* WHAT IS BEING ASKED: Update the listing lines from the one containing "metric-card-shares[interactable]: Shares 4.4M" down to the one containing "metric-value: 9.7M — [553, 37, 602, 60]": give those lines again with "y-axis-label" replaced by "y-tick-label" and everything else unchanged.

___ DATA SECTION ___

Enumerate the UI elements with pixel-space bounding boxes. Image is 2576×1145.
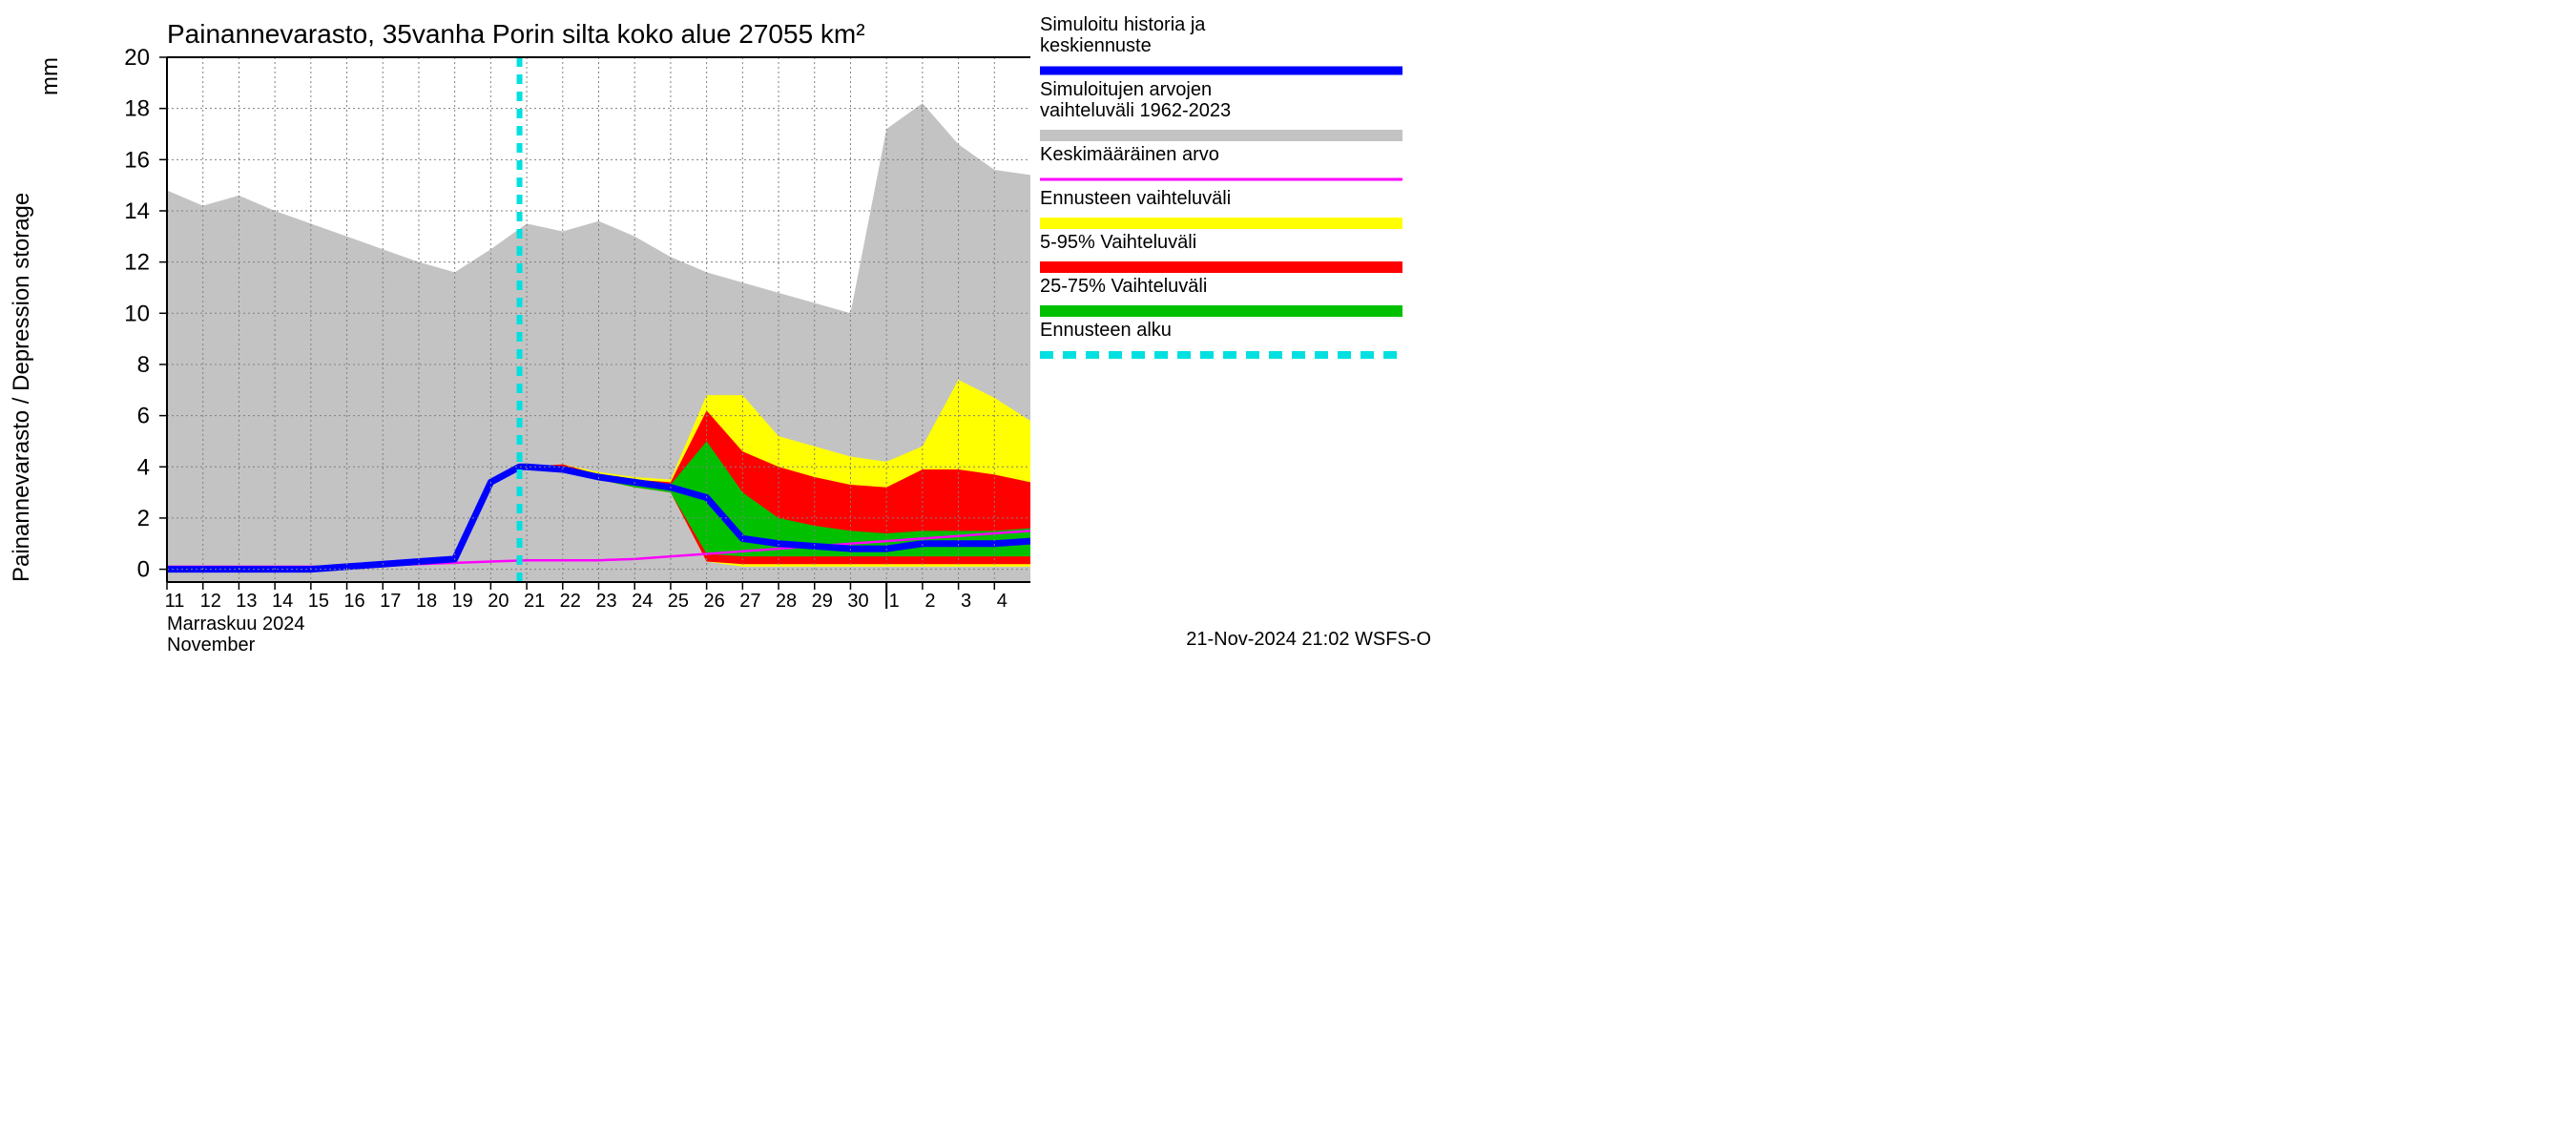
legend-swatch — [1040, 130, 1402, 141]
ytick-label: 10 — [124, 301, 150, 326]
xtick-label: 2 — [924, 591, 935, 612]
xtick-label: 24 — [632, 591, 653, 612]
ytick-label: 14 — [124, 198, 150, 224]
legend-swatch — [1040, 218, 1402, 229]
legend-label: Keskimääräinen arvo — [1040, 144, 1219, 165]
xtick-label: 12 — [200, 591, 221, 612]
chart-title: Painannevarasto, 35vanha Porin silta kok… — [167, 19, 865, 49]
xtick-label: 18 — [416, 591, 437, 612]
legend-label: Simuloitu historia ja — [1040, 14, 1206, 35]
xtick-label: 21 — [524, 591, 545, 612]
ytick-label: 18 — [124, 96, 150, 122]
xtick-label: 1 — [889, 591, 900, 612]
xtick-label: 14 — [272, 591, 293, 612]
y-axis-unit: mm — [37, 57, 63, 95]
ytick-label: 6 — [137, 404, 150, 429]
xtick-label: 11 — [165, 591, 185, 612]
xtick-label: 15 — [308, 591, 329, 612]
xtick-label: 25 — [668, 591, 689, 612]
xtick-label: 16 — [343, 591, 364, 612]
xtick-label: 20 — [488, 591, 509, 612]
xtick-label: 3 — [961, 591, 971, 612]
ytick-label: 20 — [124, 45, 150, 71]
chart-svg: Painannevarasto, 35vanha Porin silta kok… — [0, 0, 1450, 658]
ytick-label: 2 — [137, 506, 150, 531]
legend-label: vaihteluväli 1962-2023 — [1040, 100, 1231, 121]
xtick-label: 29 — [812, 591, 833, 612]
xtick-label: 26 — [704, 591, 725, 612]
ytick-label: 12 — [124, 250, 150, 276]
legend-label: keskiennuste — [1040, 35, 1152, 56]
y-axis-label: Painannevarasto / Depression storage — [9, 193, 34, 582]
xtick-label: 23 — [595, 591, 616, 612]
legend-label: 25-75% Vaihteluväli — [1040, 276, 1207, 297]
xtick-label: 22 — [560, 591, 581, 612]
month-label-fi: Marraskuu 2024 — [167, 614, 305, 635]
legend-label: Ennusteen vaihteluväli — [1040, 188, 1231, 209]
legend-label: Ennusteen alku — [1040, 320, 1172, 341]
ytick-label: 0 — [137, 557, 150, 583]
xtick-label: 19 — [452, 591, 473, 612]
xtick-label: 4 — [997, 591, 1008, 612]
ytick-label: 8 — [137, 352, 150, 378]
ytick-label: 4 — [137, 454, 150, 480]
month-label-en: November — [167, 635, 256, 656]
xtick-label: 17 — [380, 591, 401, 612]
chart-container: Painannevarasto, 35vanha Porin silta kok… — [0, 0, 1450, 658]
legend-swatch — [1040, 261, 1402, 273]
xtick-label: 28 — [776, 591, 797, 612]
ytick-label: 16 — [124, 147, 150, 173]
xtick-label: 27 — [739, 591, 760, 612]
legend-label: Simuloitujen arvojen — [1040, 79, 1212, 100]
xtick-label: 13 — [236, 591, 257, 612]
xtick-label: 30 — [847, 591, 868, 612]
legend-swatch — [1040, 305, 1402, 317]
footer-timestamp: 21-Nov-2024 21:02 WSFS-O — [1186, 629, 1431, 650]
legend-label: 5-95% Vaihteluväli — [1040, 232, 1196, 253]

___
___ DATA SECTION ___

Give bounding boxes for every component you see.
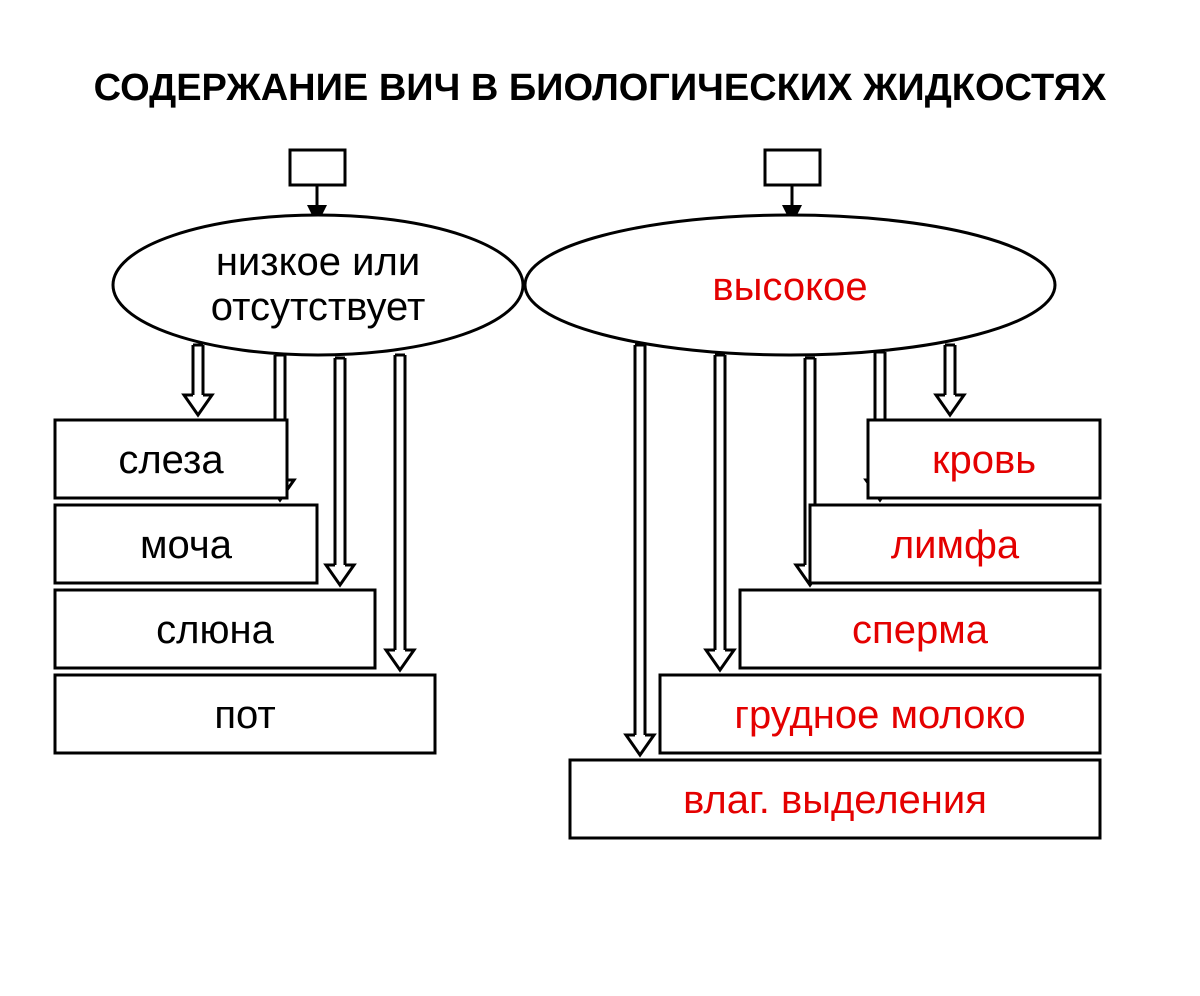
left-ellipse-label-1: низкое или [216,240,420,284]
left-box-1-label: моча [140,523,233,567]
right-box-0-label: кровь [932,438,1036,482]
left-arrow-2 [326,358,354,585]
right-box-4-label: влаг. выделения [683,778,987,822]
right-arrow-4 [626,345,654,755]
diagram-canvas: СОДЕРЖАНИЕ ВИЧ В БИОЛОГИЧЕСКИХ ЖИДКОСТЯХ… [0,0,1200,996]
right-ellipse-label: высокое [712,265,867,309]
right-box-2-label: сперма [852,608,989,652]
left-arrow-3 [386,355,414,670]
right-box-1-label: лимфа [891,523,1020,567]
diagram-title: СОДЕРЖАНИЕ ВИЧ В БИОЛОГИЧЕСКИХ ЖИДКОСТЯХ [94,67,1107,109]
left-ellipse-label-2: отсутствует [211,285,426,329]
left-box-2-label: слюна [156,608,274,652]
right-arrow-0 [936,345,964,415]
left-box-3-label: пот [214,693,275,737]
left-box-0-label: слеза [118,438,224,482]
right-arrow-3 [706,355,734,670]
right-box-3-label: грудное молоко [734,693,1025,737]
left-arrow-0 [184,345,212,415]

___
___ DATA SECTION ___

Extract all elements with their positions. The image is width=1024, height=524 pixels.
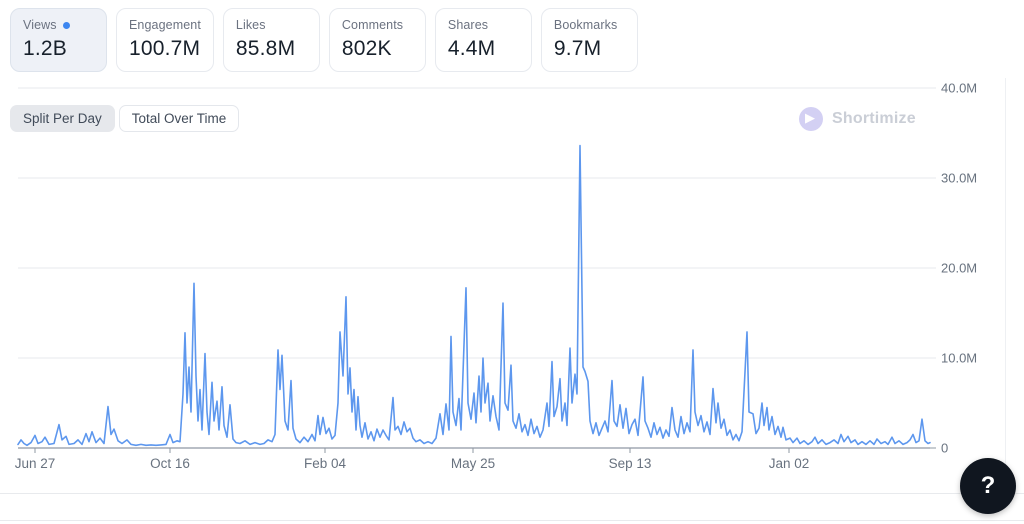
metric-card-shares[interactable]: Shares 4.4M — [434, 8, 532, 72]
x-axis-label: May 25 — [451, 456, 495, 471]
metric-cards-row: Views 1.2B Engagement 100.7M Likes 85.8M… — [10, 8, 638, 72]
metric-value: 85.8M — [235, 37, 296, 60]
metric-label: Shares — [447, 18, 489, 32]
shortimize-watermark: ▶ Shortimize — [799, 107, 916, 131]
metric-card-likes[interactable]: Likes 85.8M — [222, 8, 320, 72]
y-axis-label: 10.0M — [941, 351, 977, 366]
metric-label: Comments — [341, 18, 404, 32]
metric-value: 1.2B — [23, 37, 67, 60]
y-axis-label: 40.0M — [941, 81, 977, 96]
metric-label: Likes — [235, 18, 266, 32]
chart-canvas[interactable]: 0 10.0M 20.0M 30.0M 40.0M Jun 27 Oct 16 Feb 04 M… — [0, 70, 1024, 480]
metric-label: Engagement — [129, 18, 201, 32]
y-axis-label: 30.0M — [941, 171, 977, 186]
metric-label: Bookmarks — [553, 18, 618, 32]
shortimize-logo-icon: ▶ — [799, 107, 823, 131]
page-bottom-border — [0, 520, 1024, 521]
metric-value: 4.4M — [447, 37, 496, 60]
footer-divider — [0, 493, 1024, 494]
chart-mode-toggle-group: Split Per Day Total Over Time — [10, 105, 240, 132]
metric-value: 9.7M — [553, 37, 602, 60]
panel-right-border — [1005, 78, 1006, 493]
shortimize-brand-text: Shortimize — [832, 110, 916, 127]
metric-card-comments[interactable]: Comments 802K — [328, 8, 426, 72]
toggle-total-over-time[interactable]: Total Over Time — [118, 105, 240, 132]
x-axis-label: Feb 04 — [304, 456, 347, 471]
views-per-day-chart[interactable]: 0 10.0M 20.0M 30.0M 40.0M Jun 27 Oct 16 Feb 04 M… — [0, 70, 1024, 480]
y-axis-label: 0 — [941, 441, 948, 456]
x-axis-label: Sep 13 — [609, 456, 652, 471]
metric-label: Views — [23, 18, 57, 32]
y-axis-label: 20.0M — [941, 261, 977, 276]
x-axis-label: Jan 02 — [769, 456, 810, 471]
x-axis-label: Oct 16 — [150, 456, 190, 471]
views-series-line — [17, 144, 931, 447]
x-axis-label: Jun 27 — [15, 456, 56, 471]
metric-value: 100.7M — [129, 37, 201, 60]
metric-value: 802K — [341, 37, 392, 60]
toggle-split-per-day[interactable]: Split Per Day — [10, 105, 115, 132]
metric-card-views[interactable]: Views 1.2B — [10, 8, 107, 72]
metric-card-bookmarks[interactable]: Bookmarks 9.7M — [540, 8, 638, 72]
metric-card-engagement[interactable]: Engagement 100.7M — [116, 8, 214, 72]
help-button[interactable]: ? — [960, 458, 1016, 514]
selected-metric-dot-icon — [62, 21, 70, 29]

___

* FINAL RESULT:
metric-card-shares[interactable]: Shares 4.4M — [434, 8, 532, 72]
x-axis-label: May 25 — [451, 456, 495, 471]
metric-cards-row: Views 1.2B Engagement 100.7M Likes 85.8M… — [10, 8, 638, 72]
metric-value: 85.8M — [235, 37, 296, 60]
metric-label: Shares — [447, 18, 489, 32]
shortimize-watermark: ▶ Shortimize — [799, 107, 916, 131]
metric-card-likes[interactable]: Likes 85.8M — [222, 8, 320, 72]
y-tick-label: 10.0M — [941, 351, 977, 366]
metric-label: Comments — [341, 18, 404, 32]
metric-value: 1.2B — [23, 37, 67, 60]
y-tick-label: 40.0M — [941, 81, 977, 96]
metric-label: Likes — [235, 18, 266, 32]
chart-canvas[interactable]: 0 10.0M 20.0M 30.0M 40.0M Jun 27 Oct 16 Feb 04 M… — [0, 70, 1024, 480]
metric-label: Engagement — [129, 18, 201, 32]
y-tick-label: 30.0M — [941, 171, 977, 186]
metric-label: Bookmarks — [553, 18, 618, 32]
shortimize-logo-icon: ▶ — [799, 107, 823, 131]
page-bottom-border — [0, 520, 1024, 521]
metric-value: 4.4M — [447, 37, 496, 60]
footer-divider — [0, 493, 1024, 494]
chart-mode-toggle-group: Split Per Day Total Over Time — [10, 105, 240, 132]
metric-value: 9.7M — [553, 37, 602, 60]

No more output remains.